Goal —
Can you rewrite the items below so that every "crisis-item" becomes "crisis-entry", leaving everything else unchanged?

╭─ Data records

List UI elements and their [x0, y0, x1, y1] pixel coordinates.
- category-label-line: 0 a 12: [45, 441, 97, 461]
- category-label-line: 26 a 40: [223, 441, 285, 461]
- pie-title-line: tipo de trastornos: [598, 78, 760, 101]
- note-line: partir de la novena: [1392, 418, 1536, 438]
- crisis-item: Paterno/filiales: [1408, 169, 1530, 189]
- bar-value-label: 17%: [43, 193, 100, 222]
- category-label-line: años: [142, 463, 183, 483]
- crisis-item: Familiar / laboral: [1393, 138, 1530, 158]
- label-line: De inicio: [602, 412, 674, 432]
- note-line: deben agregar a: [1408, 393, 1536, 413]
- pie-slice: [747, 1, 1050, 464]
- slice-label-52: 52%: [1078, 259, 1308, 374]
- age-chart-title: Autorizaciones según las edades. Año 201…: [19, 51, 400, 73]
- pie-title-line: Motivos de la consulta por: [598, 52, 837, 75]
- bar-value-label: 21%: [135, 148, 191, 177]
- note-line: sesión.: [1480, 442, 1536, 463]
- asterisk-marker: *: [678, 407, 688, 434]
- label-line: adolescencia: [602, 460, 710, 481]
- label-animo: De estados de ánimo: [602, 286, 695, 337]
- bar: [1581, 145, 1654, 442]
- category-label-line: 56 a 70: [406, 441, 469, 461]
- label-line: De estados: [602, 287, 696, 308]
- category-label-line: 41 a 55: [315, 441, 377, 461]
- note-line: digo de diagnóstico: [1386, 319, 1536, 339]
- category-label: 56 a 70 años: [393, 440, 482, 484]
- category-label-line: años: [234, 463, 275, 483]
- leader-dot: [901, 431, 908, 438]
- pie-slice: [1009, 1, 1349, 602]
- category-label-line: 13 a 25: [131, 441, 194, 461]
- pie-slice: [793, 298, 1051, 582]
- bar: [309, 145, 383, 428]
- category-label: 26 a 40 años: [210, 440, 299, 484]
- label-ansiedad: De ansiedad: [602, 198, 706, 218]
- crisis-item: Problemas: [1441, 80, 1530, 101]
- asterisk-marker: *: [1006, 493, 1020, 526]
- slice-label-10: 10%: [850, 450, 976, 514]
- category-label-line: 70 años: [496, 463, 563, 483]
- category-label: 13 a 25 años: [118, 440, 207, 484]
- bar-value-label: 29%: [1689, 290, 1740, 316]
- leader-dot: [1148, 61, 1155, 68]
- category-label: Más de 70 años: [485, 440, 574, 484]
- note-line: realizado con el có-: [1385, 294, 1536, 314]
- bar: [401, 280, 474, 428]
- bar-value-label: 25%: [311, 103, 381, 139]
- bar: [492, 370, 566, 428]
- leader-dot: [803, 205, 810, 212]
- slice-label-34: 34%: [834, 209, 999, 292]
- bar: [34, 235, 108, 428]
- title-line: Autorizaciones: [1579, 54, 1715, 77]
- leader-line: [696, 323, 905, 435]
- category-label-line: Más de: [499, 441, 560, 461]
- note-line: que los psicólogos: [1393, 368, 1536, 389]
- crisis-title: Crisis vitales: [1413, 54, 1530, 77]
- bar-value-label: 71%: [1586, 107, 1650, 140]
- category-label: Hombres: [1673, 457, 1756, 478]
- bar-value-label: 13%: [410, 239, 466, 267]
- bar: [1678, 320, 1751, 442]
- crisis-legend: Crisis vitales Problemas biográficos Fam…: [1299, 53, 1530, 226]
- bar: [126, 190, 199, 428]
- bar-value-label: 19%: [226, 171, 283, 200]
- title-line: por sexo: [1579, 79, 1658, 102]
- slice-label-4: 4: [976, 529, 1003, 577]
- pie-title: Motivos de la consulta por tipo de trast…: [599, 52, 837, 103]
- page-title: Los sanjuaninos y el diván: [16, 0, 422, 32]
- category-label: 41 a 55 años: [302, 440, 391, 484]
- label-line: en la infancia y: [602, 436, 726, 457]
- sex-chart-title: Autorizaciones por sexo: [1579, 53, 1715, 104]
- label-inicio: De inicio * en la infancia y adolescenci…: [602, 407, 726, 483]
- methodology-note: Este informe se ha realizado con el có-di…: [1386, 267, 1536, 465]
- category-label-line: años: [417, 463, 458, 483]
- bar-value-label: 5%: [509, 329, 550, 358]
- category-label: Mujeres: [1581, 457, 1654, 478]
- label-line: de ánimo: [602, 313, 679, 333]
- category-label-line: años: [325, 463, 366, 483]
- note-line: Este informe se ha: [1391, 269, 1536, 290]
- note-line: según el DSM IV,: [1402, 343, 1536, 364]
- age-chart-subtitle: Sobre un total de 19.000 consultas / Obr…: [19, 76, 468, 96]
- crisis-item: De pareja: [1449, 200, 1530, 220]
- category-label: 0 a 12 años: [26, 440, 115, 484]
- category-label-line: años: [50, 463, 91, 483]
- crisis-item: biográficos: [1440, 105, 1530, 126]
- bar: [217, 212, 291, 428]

╰─

Exercise answer —
List UI elements and their [x0, y0, x1, y1] pixel coordinates.
- category-label-line: 0 a 12: [45, 441, 97, 461]
- category-label-line: 26 a 40: [223, 441, 285, 461]
- pie-title-line: tipo de trastornos: [598, 78, 760, 101]
- note-line: partir de la novena: [1392, 418, 1536, 438]
- crisis-entry: Paterno/filiales: [1408, 169, 1530, 189]
- bar-value-label: 17%: [43, 193, 100, 222]
- category-label-line: años: [142, 463, 183, 483]
- crisis-entry: Familiar / laboral: [1393, 138, 1530, 158]
- label-line: De inicio: [602, 412, 674, 432]
- note-line: deben agregar a: [1408, 393, 1536, 413]
- pie-slice: [747, 1, 1050, 464]
- slice-label-52: 52%: [1078, 259, 1308, 374]
- age-chart-title: Autorizaciones según las edades. Año 201…: [19, 51, 400, 73]
- pie-title-line: Motivos de la consulta por: [598, 52, 837, 75]
- bar-value-label: 21%: [135, 148, 191, 177]
- note-line: sesión.: [1480, 442, 1536, 463]
- asterisk-marker: *: [678, 407, 688, 434]
- label-line: adolescencia: [602, 460, 710, 481]
- label-animo: De estados de ánimo: [602, 286, 695, 337]
- bar: [1581, 145, 1654, 442]
- category-label-line: 56 a 70: [406, 441, 469, 461]
- label-line: De estados: [602, 287, 696, 308]
- category-label-line: 41 a 55: [315, 441, 377, 461]
- note-line: digo de diagnóstico: [1386, 319, 1536, 339]
- category-label: 56 a 70 años: [393, 440, 482, 484]
- category-label-line: años: [234, 463, 275, 483]
- leader-dot: [901, 431, 908, 438]
- pie-slice: [1009, 1, 1349, 602]
- category-label-line: 13 a 25: [131, 441, 194, 461]
- pie-slice: [793, 298, 1051, 582]
- bar: [309, 145, 383, 428]
- category-label: 26 a 40 años: [210, 440, 299, 484]
- label-ansiedad: De ansiedad: [602, 198, 706, 218]
- crisis-entry: Problemas: [1441, 80, 1530, 101]
- asterisk-marker: *: [1006, 493, 1020, 526]
- slice-label-10: 10%: [850, 450, 976, 514]
- category-label-line: 70 años: [496, 463, 563, 483]
- category-label: 13 a 25 años: [118, 440, 207, 484]
- bar-value-label: 29%: [1689, 290, 1740, 316]
- leader-dot: [1148, 61, 1155, 68]
- category-label: Más de 70 años: [485, 440, 574, 484]
- note-line: realizado con el có-: [1385, 294, 1536, 314]
- bar: [401, 280, 474, 428]
- bar-value-label: 25%: [311, 103, 381, 139]
- bar: [492, 370, 566, 428]
- leader-dot: [803, 205, 810, 212]
- slice-label-34: 34%: [834, 209, 999, 292]
- bar: [34, 235, 108, 428]
- title-line: Autorizaciones: [1579, 54, 1715, 77]
- leader-line: [696, 323, 905, 435]
- category-label-line: Más de: [499, 441, 560, 461]
- note-line: que los psicólogos: [1393, 368, 1536, 389]
- crisis-title: Crisis vitales: [1413, 54, 1530, 77]
- bar-value-label: 71%: [1586, 107, 1650, 140]
- category-label: Hombres: [1673, 457, 1756, 478]
- bar-value-label: 13%: [410, 239, 466, 267]
- bar: [1678, 320, 1751, 442]
- crisis-legend: Crisis vitales Problemas biográficos Fam…: [1299, 53, 1530, 226]
- bar: [126, 190, 199, 428]
- bar-value-label: 19%: [226, 171, 283, 200]
- title-line: por sexo: [1579, 79, 1658, 102]
- slice-label-4: 4: [976, 529, 1003, 577]
- pie-title: Motivos de la consulta por tipo de trast…: [599, 52, 837, 103]
- page-title: Los sanjuaninos y el diván: [16, 0, 422, 32]
- category-label: 41 a 55 años: [302, 440, 391, 484]
- label-line: en la infancia y: [602, 436, 726, 457]
- sex-chart-title: Autorizaciones por sexo: [1579, 53, 1715, 104]
- label-inicio: De inicio * en la infancia y adolescenci…: [602, 407, 726, 483]
- methodology-note: Este informe se ha realizado con el có-di…: [1386, 267, 1536, 465]
- category-label-line: años: [417, 463, 458, 483]
- bar-value-label: 5%: [509, 329, 550, 358]
- category-label: Mujeres: [1581, 457, 1654, 478]
- label-line: de ánimo: [602, 313, 679, 333]
- category-label-line: años: [325, 463, 366, 483]
- note-line: Este informe se ha: [1391, 269, 1536, 290]
- note-line: según el DSM IV,: [1402, 343, 1536, 364]
- age-chart-subtitle: Sobre un total de 19.000 consultas / Obr…: [19, 76, 468, 96]
- crisis-entry: De pareja: [1449, 200, 1530, 220]
- category-label: 0 a 12 años: [26, 440, 115, 484]
- category-label-line: años: [50, 463, 91, 483]
- crisis-entry: biográficos: [1440, 105, 1530, 126]
- bar: [217, 212, 291, 428]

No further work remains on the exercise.